DATASET EXTRACT:

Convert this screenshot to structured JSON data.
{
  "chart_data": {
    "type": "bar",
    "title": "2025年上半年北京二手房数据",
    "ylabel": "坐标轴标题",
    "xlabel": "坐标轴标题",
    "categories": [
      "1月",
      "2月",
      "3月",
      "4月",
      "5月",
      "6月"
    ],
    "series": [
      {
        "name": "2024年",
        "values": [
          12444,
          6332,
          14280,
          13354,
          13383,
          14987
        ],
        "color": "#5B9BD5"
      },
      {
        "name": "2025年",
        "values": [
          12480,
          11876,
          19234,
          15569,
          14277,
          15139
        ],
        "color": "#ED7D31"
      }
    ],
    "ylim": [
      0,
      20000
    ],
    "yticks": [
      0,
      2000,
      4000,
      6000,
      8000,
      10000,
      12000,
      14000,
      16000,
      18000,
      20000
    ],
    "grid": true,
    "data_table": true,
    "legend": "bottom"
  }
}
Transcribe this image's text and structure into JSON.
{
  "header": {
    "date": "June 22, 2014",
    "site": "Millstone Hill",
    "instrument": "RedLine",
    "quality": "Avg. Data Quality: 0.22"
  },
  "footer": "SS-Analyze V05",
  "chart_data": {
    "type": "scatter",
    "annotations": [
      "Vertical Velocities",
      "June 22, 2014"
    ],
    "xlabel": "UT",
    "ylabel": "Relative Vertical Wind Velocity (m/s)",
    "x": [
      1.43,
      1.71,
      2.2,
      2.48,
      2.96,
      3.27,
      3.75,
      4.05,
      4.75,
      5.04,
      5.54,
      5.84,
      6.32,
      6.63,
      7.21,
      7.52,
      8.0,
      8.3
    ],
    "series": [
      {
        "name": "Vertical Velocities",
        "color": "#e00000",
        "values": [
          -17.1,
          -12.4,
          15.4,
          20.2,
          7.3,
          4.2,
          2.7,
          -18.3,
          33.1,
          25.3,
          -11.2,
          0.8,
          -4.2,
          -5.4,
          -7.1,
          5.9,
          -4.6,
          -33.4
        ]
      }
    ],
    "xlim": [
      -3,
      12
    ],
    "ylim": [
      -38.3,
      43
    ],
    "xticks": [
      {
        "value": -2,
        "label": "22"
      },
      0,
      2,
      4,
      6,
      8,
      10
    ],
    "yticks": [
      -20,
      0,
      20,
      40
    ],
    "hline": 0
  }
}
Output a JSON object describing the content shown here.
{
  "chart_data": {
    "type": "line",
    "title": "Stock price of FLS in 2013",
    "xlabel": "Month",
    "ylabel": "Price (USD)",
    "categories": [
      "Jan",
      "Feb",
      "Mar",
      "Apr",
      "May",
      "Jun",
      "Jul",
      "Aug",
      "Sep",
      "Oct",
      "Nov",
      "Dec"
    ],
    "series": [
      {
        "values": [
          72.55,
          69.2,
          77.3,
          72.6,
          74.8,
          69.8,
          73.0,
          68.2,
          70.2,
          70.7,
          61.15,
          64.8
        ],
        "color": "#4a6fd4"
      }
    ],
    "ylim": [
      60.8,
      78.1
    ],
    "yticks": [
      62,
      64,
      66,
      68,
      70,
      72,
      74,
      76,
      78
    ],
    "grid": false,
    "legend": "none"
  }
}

YOUR TASK:
Read the entries and select each line where the word "JSON" is found.

RESULT OF THIS TASK:
Convert this screenshot to structured JSON data.
Transcribe this image's text and structure into JSON.
Output a JSON object describing the content shown here.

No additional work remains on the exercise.